Material provided
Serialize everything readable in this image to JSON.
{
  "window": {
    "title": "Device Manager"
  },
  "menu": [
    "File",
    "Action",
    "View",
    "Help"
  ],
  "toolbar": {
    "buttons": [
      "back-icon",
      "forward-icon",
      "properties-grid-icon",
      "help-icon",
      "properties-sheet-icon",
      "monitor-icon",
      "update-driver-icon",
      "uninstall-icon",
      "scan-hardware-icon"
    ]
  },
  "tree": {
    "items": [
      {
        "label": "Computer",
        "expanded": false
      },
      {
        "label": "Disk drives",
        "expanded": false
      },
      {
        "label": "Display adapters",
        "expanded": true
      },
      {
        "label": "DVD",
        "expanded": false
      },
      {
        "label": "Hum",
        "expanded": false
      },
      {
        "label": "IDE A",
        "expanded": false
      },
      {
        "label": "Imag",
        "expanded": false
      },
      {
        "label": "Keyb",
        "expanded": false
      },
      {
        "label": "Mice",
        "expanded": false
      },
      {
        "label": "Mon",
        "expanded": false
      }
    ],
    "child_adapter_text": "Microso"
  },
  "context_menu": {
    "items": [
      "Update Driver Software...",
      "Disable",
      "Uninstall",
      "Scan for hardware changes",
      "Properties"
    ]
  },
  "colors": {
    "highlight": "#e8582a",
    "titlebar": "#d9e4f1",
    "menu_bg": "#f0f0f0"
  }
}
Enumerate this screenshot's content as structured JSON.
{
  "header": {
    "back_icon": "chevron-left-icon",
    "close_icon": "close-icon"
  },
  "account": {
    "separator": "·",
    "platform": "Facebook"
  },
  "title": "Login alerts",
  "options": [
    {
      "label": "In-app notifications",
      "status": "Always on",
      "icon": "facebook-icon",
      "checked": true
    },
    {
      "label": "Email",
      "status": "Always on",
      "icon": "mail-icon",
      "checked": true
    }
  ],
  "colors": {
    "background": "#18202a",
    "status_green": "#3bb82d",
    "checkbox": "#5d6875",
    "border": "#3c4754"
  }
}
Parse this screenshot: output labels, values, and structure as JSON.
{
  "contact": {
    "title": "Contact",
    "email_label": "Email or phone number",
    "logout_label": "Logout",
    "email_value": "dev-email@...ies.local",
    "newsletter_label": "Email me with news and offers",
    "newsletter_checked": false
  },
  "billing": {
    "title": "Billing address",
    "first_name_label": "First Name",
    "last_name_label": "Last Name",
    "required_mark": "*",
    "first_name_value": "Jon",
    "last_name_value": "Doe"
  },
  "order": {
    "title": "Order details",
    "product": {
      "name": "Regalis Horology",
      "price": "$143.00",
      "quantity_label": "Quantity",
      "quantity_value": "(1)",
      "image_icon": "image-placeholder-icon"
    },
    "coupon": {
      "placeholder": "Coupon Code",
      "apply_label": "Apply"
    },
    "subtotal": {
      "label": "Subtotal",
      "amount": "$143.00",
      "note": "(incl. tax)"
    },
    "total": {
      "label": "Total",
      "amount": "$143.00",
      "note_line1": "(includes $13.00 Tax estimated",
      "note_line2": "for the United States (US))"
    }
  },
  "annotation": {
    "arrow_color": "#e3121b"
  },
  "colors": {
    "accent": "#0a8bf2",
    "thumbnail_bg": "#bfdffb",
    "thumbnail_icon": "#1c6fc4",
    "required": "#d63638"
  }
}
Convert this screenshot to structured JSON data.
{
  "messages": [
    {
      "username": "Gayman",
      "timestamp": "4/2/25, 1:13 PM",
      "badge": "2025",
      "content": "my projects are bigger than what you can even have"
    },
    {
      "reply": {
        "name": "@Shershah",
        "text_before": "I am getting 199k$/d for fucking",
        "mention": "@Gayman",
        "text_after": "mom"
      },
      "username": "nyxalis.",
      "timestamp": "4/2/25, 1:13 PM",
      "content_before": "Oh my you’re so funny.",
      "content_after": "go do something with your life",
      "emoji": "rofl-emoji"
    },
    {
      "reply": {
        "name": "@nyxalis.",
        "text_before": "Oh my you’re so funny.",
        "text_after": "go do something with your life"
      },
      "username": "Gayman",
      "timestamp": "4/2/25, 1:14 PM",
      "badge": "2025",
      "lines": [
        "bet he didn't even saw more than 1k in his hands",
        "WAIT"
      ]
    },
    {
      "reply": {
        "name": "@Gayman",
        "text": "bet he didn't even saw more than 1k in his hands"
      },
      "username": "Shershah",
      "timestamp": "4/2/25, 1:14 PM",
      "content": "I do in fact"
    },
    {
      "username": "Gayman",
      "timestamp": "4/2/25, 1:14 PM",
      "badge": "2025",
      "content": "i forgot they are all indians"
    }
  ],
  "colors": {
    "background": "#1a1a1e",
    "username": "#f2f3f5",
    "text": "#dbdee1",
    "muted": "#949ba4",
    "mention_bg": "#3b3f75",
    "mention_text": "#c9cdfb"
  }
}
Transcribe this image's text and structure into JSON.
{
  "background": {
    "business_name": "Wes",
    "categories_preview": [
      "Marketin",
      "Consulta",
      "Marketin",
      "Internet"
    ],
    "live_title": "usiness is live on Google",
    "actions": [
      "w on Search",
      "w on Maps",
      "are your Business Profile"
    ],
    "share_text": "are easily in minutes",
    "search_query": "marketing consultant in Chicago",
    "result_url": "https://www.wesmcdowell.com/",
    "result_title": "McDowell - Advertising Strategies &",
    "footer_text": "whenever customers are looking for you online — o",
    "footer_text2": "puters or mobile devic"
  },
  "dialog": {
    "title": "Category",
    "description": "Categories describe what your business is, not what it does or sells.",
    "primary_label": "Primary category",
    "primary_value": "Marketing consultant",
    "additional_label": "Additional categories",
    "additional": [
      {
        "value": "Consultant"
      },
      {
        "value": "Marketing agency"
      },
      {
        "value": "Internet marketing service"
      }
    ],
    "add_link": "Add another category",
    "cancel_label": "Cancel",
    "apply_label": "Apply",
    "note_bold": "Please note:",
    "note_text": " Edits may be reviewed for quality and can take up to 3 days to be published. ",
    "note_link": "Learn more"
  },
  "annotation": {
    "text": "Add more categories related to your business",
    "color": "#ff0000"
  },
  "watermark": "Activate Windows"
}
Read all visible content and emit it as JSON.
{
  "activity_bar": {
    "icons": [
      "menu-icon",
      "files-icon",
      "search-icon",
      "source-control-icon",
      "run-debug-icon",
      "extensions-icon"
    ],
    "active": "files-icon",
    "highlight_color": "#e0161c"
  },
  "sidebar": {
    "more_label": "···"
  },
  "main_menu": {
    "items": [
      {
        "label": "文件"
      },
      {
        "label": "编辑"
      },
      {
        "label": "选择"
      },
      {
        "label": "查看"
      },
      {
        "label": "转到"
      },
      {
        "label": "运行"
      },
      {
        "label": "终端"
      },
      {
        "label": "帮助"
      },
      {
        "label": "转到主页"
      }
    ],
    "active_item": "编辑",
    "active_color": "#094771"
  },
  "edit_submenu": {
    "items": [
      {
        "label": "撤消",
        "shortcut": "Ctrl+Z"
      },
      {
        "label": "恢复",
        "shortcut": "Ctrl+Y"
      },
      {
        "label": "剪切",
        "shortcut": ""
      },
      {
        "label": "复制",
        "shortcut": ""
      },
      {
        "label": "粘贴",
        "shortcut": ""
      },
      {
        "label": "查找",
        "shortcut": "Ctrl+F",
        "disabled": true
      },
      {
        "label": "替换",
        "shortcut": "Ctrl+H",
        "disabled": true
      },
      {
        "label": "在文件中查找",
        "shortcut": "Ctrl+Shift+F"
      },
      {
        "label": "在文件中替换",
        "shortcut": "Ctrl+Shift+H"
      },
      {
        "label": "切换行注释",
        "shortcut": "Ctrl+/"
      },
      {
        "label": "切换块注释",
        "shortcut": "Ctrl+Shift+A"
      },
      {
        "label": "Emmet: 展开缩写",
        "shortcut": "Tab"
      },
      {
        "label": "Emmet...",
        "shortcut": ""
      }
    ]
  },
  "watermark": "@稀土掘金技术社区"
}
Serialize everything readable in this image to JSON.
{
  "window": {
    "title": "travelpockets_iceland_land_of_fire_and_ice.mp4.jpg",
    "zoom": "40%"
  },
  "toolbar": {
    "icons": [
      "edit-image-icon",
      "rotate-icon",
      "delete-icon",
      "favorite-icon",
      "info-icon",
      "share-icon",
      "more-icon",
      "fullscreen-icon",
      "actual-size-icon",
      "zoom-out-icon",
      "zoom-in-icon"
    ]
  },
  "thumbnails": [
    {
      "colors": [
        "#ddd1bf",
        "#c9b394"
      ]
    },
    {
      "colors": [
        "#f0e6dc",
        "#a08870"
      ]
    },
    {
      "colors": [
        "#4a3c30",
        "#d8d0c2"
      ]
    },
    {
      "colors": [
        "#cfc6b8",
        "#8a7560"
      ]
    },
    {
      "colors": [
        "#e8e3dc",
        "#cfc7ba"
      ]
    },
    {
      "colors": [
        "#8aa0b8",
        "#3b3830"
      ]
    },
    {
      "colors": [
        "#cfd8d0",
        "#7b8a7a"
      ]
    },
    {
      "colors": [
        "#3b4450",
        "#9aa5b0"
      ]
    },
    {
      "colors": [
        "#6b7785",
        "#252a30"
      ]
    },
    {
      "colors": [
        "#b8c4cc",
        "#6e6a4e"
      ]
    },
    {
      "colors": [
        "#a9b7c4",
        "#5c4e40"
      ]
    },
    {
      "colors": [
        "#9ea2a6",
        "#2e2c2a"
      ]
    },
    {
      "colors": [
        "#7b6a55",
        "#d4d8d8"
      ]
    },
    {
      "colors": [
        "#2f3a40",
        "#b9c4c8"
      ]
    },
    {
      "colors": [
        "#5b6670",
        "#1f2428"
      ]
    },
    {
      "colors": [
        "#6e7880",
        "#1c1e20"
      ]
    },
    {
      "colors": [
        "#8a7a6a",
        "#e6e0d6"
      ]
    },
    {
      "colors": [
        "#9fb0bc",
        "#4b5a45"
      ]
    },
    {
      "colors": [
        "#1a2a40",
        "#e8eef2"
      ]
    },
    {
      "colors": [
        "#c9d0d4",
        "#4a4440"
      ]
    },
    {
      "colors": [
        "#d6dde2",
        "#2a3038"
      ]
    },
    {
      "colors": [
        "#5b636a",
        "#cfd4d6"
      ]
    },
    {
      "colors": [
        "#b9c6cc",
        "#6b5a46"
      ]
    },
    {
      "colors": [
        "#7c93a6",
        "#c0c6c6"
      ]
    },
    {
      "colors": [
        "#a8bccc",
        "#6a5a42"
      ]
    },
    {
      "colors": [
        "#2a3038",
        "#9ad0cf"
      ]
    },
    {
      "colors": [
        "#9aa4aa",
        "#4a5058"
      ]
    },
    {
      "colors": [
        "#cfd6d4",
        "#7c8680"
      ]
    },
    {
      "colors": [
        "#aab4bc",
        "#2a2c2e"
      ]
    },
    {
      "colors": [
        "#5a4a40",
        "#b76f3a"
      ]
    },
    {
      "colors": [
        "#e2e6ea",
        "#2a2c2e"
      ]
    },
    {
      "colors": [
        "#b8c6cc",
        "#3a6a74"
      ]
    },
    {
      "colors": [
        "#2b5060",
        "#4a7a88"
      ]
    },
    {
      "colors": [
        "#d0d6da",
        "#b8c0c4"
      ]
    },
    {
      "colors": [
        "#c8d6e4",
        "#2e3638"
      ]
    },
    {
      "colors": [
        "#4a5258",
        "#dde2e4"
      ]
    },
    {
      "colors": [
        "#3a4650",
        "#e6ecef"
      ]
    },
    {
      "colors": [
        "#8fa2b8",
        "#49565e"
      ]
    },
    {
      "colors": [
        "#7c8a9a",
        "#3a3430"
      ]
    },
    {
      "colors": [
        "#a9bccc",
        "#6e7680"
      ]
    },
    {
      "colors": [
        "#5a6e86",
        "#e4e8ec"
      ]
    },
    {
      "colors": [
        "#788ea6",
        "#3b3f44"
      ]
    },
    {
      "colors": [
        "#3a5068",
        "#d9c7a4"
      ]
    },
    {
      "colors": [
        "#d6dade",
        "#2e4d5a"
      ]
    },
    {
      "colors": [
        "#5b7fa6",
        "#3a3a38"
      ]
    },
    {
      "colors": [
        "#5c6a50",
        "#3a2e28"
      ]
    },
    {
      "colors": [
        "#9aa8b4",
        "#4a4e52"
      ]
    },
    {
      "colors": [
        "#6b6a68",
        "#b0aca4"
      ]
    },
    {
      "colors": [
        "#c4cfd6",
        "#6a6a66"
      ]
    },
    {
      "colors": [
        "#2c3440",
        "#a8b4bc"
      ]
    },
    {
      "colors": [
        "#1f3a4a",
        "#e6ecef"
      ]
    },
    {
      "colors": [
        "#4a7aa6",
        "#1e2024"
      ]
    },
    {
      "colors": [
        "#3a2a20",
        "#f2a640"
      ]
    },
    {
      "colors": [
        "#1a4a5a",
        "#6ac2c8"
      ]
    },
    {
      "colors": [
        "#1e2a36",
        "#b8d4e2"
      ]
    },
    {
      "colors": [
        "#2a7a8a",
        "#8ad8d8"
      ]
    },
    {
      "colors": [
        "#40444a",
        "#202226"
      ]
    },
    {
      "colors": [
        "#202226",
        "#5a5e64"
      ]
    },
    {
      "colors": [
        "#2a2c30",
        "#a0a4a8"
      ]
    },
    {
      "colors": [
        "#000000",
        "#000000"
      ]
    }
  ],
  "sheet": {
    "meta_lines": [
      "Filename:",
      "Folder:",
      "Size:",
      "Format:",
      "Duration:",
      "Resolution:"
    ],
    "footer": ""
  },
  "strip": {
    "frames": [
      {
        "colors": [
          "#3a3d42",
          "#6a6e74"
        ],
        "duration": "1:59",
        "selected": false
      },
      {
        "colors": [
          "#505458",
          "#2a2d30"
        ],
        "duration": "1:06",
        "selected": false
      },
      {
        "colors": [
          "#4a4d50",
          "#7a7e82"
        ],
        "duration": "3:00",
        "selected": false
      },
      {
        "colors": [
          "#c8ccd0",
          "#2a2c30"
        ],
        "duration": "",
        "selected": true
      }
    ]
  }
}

Work instructions
Identify each line in the records above that contains the word "hardware", and copy it out in full.

Reply
      "scan-hardware-icon"
      "Scan for hardware changes",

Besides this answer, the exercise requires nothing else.